OBJECTIVE. Please copy the stretch from "There’s a limit" through "handle is turned." in the piece on climate change and heavy rainfall below, putting "valve" in place of "handle" each time it occurs.
======== PASSAGE PROVIDED
The Faucet

July 3, 2015 10:04 pm0 comments

The effects of climate change on individual extreme events consist of thermodynamic changes and atmospheric circulation changes. In a new opinion piece in Nature Climate Change, Kevin Trenberth, John Fasullo, and Ted Shepherd (TFS) argue that we should be focusing on the thermodynamic changes. While I agree that such an approach is useful and appropriate at times, I think Trenberth et al. take it too far.

Consider an extreme rainfall event, such as the rain that occurred in a few hours last May in the headwaters of the Blanco River in Texas and led to catastrophic flooding in Wimberley and San Marcos. The necessary ingredients are an ample supply of moisture, preferably throughout a deep column of the atmosphere, and a mechanism to produce focused, sustained ascent to condense all that moisture out of the atmosphere onto a small and vulnerable watershed.

a faucet

Climate change affects both the pipe and the handle. Image from http://www.uncommongoods.com/product/glass-water-faucet (it’s a sculpture, available for purchase!)

There’s a limit to how much moisture can be in the air, and that limit is governed by temperature. That thermodynamic limit is analogous to the size of the pipe leading to a faucet. No matter what happens to the wind patterns, thermodynamics limits the amount of rainfall the atmosphere can produce.

Meanwhile, the wind patterns determine how much of that moisture is going to be delivered to a particular place at a particular time. They also determine how rapidly and efficiently that airborne moisture is going to be converted into rainfall. Those wind patterns are analogous to the handle on the faucet. No matter how much water is available, nothing will happen unless someone turns the handle, and the result depends on how far the handle is turned.

On our faucet, climate change affects both the pipe and the handle. As temperatures rise, the carrying capacity of the atmosphere for water vapor rises too, so the potential for very heavy rainfall increases. Meanwhile, climate change can turn the handle in different directions in different places, so that the net effect of global warming on very heavy rainfall at a particular location might be an increase, a decrease, or nothing at all.
================
======== INFORMATION SUPPLIED
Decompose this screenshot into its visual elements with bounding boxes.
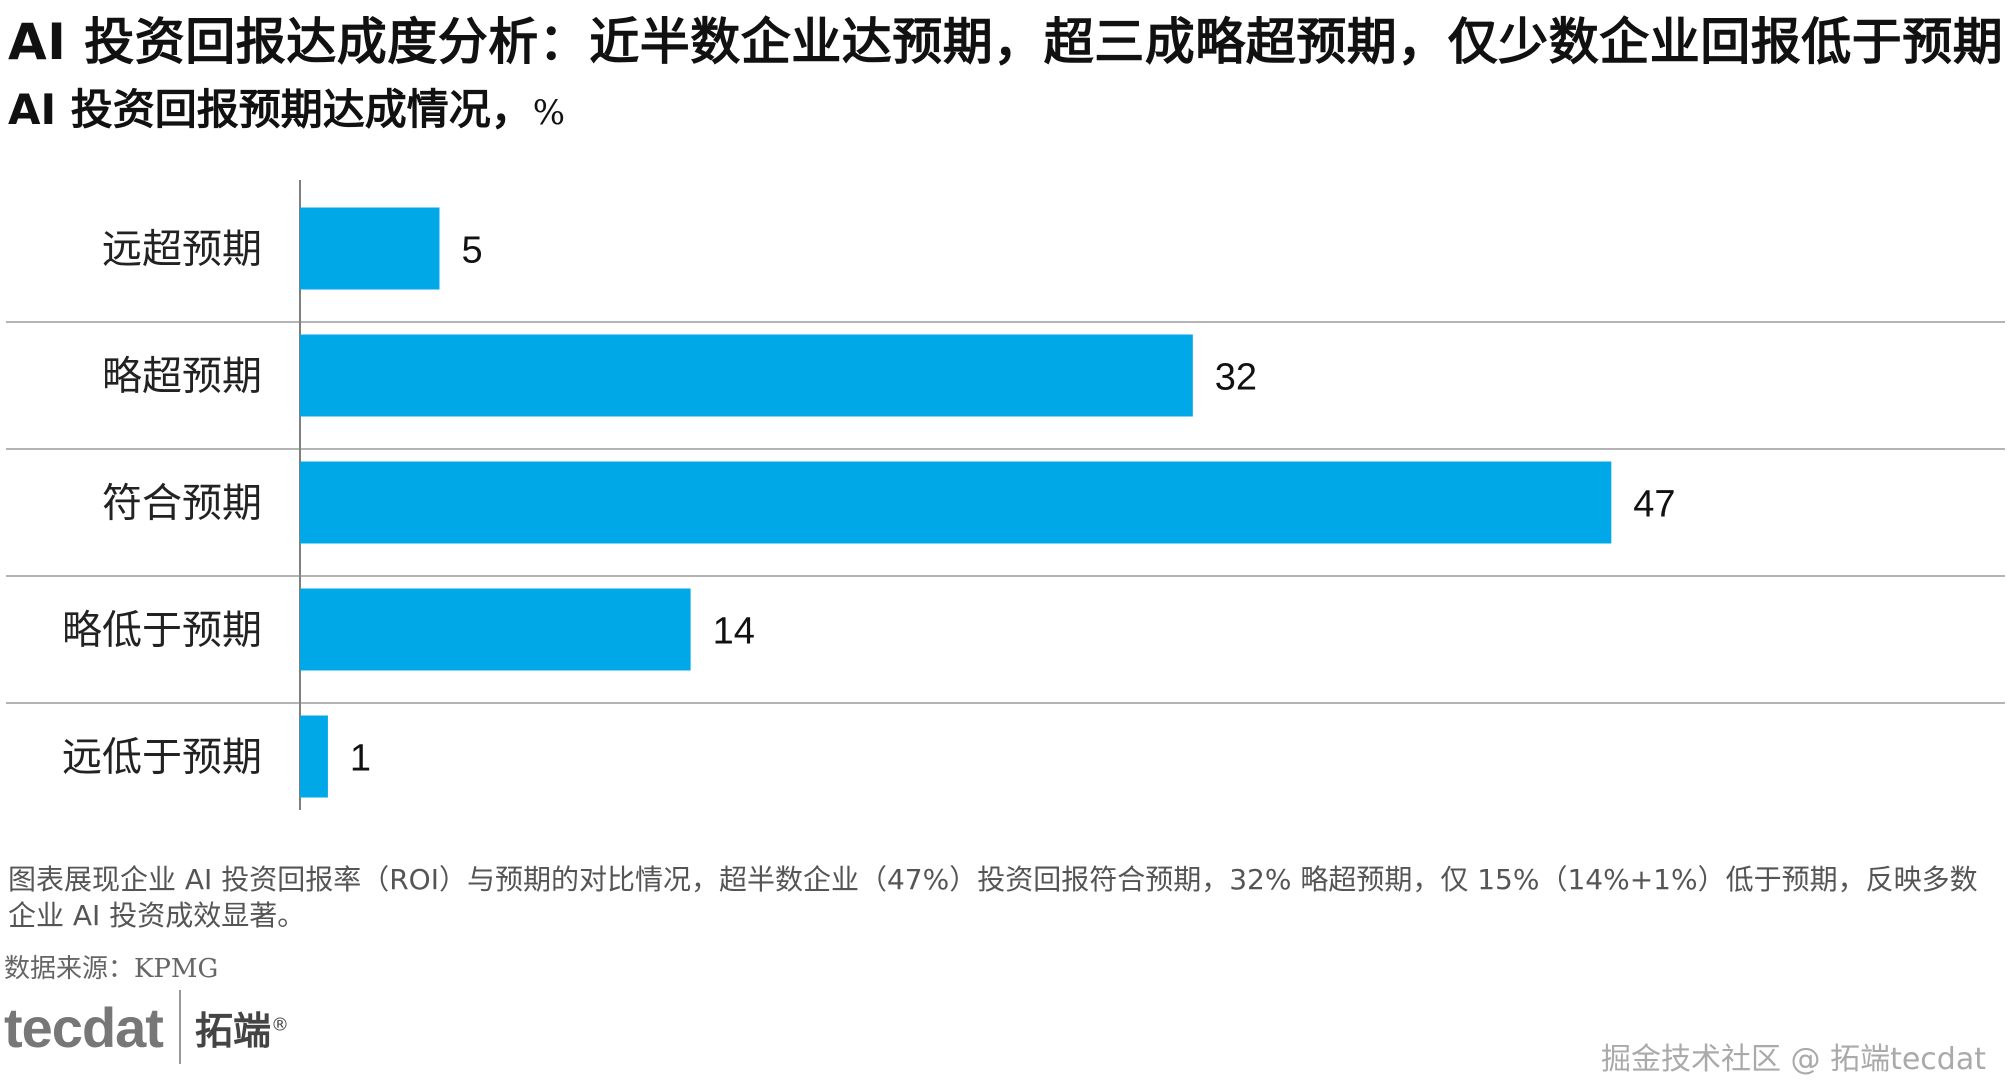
================
RESULT OF THIS EXERCISE.
There’s a limit to how much moisture can be in the air, and that limit is governed by temperature. That thermodynamic limit is analogous to the size of the pipe leading to a faucet. No matter what happens to the wind patterns, thermodynamics limits the amount of rainfall the atmosphere can produce.

Meanwhile, the wind patterns determine how much of that moisture is going to be delivered to a particular place at a particular time. They also determine how rapidly and efficiently that airborne moisture is going to be converted into rainfall. Those wind patterns are analogous to the valve on the faucet. No matter how much water is available, nothing will happen unless someone turns the valve, and the result depends on how far the valve is turned.